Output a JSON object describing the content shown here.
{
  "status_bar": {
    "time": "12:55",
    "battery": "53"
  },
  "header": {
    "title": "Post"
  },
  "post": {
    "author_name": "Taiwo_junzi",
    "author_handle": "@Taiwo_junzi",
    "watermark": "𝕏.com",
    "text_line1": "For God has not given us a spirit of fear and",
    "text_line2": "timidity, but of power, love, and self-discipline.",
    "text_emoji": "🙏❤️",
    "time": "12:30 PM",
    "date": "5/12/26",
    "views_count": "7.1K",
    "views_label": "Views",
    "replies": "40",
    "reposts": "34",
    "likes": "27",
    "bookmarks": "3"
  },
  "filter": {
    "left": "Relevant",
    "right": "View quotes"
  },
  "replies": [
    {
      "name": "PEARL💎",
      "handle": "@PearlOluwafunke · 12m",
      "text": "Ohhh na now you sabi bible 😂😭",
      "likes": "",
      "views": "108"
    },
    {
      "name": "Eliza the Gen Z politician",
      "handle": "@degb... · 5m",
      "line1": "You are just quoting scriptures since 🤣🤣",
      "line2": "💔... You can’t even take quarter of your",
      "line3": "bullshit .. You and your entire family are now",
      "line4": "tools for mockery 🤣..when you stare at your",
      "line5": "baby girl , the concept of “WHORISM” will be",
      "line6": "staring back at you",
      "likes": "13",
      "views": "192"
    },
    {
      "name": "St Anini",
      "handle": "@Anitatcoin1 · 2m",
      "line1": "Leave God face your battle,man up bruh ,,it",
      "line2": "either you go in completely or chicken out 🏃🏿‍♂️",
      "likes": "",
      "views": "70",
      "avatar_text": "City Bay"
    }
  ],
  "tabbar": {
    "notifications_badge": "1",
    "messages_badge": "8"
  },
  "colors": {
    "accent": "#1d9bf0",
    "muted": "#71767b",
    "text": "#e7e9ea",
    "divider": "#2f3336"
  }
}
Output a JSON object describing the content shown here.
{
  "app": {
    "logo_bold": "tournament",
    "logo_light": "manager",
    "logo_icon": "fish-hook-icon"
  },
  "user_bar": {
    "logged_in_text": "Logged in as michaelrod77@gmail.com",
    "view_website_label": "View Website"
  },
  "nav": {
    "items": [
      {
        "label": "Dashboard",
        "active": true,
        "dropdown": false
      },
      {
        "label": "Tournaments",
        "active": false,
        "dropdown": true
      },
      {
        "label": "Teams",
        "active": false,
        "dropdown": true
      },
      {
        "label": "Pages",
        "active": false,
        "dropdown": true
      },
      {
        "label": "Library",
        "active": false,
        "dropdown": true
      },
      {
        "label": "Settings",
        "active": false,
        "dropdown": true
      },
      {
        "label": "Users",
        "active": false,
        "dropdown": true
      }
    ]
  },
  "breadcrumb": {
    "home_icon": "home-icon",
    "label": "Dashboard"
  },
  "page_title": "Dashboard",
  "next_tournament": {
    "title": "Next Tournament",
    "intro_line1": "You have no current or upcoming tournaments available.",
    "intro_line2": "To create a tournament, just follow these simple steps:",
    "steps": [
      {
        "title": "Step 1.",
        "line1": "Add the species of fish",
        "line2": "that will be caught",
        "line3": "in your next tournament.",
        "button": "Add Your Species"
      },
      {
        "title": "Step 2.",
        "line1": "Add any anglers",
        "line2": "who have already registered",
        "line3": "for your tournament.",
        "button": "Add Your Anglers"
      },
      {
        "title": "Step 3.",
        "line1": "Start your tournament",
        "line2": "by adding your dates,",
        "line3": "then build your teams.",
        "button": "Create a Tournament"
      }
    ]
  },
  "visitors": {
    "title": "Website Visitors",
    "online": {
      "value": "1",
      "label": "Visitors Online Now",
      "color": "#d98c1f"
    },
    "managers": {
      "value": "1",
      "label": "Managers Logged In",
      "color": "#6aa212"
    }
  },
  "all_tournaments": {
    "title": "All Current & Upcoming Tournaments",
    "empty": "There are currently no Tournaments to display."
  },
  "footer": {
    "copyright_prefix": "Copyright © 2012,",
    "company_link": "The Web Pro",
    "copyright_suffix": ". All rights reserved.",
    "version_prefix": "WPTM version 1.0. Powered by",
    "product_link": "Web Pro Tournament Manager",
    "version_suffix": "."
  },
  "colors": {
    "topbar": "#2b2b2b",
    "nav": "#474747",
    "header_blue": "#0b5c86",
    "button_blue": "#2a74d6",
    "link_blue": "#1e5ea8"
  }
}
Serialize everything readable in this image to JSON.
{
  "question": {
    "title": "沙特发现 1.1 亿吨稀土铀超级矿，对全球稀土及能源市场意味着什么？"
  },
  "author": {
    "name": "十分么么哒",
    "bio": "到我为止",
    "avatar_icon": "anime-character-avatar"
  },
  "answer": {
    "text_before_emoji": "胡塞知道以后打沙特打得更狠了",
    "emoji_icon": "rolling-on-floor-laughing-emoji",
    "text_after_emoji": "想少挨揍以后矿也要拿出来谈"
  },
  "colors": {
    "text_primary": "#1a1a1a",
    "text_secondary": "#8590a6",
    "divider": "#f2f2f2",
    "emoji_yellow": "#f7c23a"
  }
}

■ ■ ■ ■ ■ ■ ■

_WHAT THIS TASK INVOLVES_
Make an exact copy of the records.

_REPLY_
Output a JSON object describing the content shown here.
{
  "status_bar": {
    "time": "12:55",
    "battery": "53"
  },
  "header": {
    "title": "Post"
  },
  "post": {
    "author_name": "Taiwo_junzi",
    "author_handle": "@Taiwo_junzi",
    "watermark": "𝕏.com",
    "text_line1": "For God has not given us a spirit of fear and",
    "text_line2": "timidity, but of power, love, and self-discipline.",
    "text_emoji": "🙏❤️",
    "time": "12:30 PM",
    "date": "5/12/26",
    "views_count": "7.1K",
    "views_label": "Views",
    "replies": "40",
    "reposts": "34",
    "likes": "27",
    "bookmarks": "3"
  },
  "filter": {
    "left": "Relevant",
    "right": "View quotes"
  },
  "replies": [
    {
      "name": "PEARL💎",
      "handle": "@PearlOluwafunke · 12m",
      "text": "Ohhh na now you sabi bible 😂😭",
      "likes": "",
      "views": "108"
    },
    {
      "name": "Eliza the Gen Z politician",
      "handle": "@degb... · 5m",
      "line1": "You are just quoting scriptures since 🤣🤣",
      "line2": "💔... You can’t even take quarter of your",
      "line3": "bullshit .. You and your entire family are now",
      "line4": "tools for mockery 🤣..when you stare at your",
      "line5": "baby girl , the concept of “WHORISM” will be",
      "line6": "staring back at you",
      "likes": "13",
      "views": "192"
    },
    {
      "name": "St Anini",
      "handle": "@Anitatcoin1 · 2m",
      "line1": "Leave God face your battle,man up bruh ,,it",
      "line2": "either you go in completely or chicken out 🏃🏿‍♂️",
      "likes": "",
      "views": "70",
      "avatar_text": "City Bay"
    }
  ],
  "tabbar": {
    "notifications_badge": "1",
    "messages_badge": "8"
  },
  "colors": {
    "accent": "#1d9bf0",
    "muted": "#71767b",
    "text": "#e7e9ea",
    "divider": "#2f3336"
  }
}
Output a JSON object describing the content shown here.
{
  "app": {
    "logo_bold": "tournament",
    "logo_light": "manager",
    "logo_icon": "fish-hook-icon"
  },
  "user_bar": {
    "logged_in_text": "Logged in as michaelrod77@gmail.com",
    "view_website_label": "View Website"
  },
  "nav": {
    "items": [
      {
        "label": "Dashboard",
        "active": true,
        "dropdown": false
      },
      {
        "label": "Tournaments",
        "active": false,
        "dropdown": true
      },
      {
        "label": "Teams",
        "active": false,
        "dropdown": true
      },
      {
        "label": "Pages",
        "active": false,
        "dropdown": true
      },
      {
        "label": "Library",
        "active": false,
        "dropdown": true
      },
      {
        "label": "Settings",
        "active": false,
        "dropdown": true
      },
      {
        "label": "Users",
        "active": false,
        "dropdown": true
      }
    ]
  },
  "breadcrumb": {
    "home_icon": "home-icon",
    "label": "Dashboard"
  },
  "page_title": "Dashboard",
  "next_tournament": {
    "title": "Next Tournament",
    "intro_line1": "You have no current or upcoming tournaments available.",
    "intro_line2": "To create a tournament, just follow these simple steps:",
    "steps": [
      {
        "title": "Step 1.",
        "line1": "Add the species of fish",
        "line2": "that will be caught",
        "line3": "in your next tournament.",
        "button": "Add Your Species"
      },
      {
        "title": "Step 2.",
        "line1": "Add any anglers",
        "line2": "who have already registered",
        "line3": "for your tournament.",
        "button": "Add Your Anglers"
      },
      {
        "title": "Step 3.",
        "line1": "Start your tournament",
        "line2": "by adding your dates,",
        "line3": "then build your teams.",
        "button": "Create a Tournament"
      }
    ]
  },
  "visitors": {
    "title": "Website Visitors",
    "online": {
      "value": "1",
      "label": "Visitors Online Now",
      "color": "#d98c1f"
    },
    "managers": {
      "value": "1",
      "label": "Managers Logged In",
      "color": "#6aa212"
    }
  },
  "all_tournaments": {
    "title": "All Current & Upcoming Tournaments",
    "empty": "There are currently no Tournaments to display."
  },
  "footer": {
    "copyright_prefix": "Copyright © 2012,",
    "company_link": "The Web Pro",
    "copyright_suffix": ". All rights reserved.",
    "version_prefix": "WPTM version 1.0. Powered by",
    "product_link": "Web Pro Tournament Manager",
    "version_suffix": "."
  },
  "colors": {
    "topbar": "#2b2b2b",
    "nav": "#474747",
    "header_blue": "#0b5c86",
    "button_blue": "#2a74d6",
    "link_blue": "#1e5ea8"
  }
}
Serialize everything readable in this image to JSON.
{
  "question": {
    "title": "沙特发现 1.1 亿吨稀土铀超级矿，对全球稀土及能源市场意味着什么？"
  },
  "author": {
    "name": "十分么么哒",
    "bio": "到我为止",
    "avatar_icon": "anime-character-avatar"
  },
  "answer": {
    "text_before_emoji": "胡塞知道以后打沙特打得更狠了",
    "emoji_icon": "rolling-on-floor-laughing-emoji",
    "text_after_emoji": "想少挨揍以后矿也要拿出来谈"
  },
  "colors": {
    "text_primary": "#1a1a1a",
    "text_secondary": "#8590a6",
    "divider": "#f2f2f2",
    "emoji_yellow": "#f7c23a"
  }
}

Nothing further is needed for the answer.